== Excerpt to read ==
-------

Focusing on children’s vision
MANISTIQUE – Despite being told by five different eye doctors that her eight year old daughter Shelby’s vision was fine, Lynn DeVore of Yokima, Wash., continued to search for reasons why her daughter continued to struggle with reading. The pediatrician said that since the eye doctors said Shelby’s vision was fine that Lynn “was just being paranoid”. She continued to search until she found the answer and now DeVore is stepping forward to help other parents by sharing her story for National Children’s Vision and Learning Month.
“We knew there was a problem early on, but we were told she would read soon,” said DeVore. “We struggled and struggled and still reading was a fight. Shelby was very frustrated with reading and had very little confidence in all areas of her life.”
Fortunately, she saw an ad in a local magazine that listed out all the things Shelby struggled with. The ad was for a developmental optometrist who provides an inoffice program of optometric vision therapy.
The evaluation confirmed that Shelby did in fact, have a vision problem, but it was convergence insufficiency, an eye coordination problem that can make reading very difficult. After completing the prescribed program of vision therapy, Shelby went from reading at first grade level to reading on grade level.
How could so many eye doctors have missed this? A very good question. When parents suspect their children have a vision problem that is contributing to their learning difficulties, they often go to the pediatrician or the pediatric ophthalmologist only to be told their vision is fine and that they can see 20/20.
Despite volumes of evidencebased research, many pediatricians and ophthalmologists continue to state that vision has nothing to do with learning, referring parents to psychologists learning specialists, etc. However, limitations caused by convergence insufficiency and similar visual disorders can be disabling during reading and computer use according to the definitions of disability in the Americans with Disability Act, but those disorders are all easily treatable with optometric vision therapy.
The five most common signs that a vision problem may be interfering with your student’s ability to read and learn are:
1. Skipping lines/ rereading lines
2. Poor reading comprehension
3. Taking longer to complete homework
4. Reversing letters like “b” into “d” when reading
5. Displaying a short attention span with reading and schoolwork
Any one of these symptoms is a sign of a possible vision problem. A more in-depth symptoms checklist is available on COVD’s website at www.covd.org.
It is vital that parents take time to learn all of the signs that a vision problem may be interfering with academic performance. When a child has a vision problem, they do not outgrow it, and despite extensive tutoring or special services at school, very little improvement occurs.
“We see patients in our office with stories similar to what these parents have experienced,” said Dr. Shelly Baker, a developmental optometrist based in Manistique. “The best thing parents and educators can do is become familiar with the signs and symptoms which indicate a vision problem may be contributing to the child’s difficulties.”

-------

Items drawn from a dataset
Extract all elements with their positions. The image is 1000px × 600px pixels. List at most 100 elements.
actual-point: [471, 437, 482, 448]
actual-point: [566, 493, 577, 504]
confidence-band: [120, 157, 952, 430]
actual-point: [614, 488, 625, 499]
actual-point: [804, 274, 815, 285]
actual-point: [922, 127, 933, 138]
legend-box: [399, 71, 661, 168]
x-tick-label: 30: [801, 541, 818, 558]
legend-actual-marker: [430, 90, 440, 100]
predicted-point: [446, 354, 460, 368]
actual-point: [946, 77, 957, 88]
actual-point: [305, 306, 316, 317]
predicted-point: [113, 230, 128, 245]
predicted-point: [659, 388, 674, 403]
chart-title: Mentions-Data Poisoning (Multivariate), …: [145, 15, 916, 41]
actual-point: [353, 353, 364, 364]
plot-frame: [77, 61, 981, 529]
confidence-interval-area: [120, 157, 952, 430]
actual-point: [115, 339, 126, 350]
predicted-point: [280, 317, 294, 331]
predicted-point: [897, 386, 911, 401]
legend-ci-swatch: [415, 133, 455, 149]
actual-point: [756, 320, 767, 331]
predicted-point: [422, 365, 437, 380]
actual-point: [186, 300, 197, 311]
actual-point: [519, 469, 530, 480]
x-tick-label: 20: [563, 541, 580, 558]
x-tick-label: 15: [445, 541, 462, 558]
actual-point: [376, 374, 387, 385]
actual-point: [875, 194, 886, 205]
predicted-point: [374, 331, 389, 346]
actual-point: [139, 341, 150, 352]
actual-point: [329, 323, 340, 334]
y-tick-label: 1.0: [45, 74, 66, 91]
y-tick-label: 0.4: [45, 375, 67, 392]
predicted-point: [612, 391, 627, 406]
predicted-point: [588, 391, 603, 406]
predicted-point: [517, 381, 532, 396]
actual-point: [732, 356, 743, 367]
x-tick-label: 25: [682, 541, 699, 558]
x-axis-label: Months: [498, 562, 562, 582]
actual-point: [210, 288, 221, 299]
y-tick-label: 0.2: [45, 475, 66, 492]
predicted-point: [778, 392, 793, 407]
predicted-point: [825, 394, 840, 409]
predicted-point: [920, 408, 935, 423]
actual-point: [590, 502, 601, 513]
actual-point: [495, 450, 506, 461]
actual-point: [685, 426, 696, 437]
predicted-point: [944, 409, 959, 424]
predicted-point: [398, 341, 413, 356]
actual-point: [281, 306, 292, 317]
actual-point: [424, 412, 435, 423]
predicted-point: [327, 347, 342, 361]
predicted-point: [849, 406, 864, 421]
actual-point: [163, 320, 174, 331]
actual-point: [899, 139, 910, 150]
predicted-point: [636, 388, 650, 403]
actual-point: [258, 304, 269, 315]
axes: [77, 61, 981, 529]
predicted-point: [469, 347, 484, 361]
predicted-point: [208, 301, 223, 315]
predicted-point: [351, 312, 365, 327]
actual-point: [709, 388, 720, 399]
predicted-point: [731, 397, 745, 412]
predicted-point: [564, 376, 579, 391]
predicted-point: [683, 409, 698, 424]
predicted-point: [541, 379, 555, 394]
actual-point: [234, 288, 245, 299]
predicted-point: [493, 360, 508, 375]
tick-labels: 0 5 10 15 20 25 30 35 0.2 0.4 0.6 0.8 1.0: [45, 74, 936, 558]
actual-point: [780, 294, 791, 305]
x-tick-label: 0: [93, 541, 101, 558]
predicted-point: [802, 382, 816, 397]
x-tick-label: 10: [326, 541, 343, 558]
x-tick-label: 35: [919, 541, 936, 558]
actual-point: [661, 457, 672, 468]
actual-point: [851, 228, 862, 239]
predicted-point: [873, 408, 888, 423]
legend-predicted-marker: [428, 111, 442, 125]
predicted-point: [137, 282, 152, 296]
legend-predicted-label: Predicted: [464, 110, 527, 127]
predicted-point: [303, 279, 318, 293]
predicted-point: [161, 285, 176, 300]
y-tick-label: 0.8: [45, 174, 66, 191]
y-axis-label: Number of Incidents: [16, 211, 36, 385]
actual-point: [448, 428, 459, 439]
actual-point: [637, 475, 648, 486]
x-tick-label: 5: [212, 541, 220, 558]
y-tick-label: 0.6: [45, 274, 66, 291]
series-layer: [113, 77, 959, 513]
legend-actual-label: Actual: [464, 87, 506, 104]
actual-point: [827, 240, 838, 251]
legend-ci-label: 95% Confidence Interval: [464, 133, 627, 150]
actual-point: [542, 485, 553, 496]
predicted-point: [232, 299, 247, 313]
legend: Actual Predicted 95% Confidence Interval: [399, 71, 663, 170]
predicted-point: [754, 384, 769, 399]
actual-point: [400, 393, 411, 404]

-------

== Brief 1 ==
Answer these questions from the article on children's vision:
(a) What vision problem did Shelby's evaluation confirm?
(b) Where is Dr. Shelly Baker based?
(c) Where can a more in-depth symptoms checklist be found?
== Brief 2 ==
Rewrite the part of the article on children's vision that opens with the words containing "How could so" and closes with "with optometric vision therapy.", substituting "counselors" for "psychologists".

== Your response 1 ==
(a) Convergence insufficiency, an eye coordination problem that can make reading very difficult.
(b) Manistique.
(c) On COVD's website at www.covd.org.

== Your response 2 ==
How could so many eye doctors have missed this? A very good question. When parents suspect their children have a vision problem that is contributing to their learning difficulties, they often go to the pediatrician or the pediatric ophthalmologist only to be told their vision is fine and that they can see 20/20.
Despite volumes of evidencebased research, many pediatricians and ophthalmologists continue to state that vision has nothing to do with learning, referring parents to counselors learning specialists, etc. However, limitations caused by convergence insufficiency and similar visual disorders can be disabling during reading and computer use according to the definitions of disability in the Americans with Disability Act, but those disorders are all easily treatable with optometric vision therapy.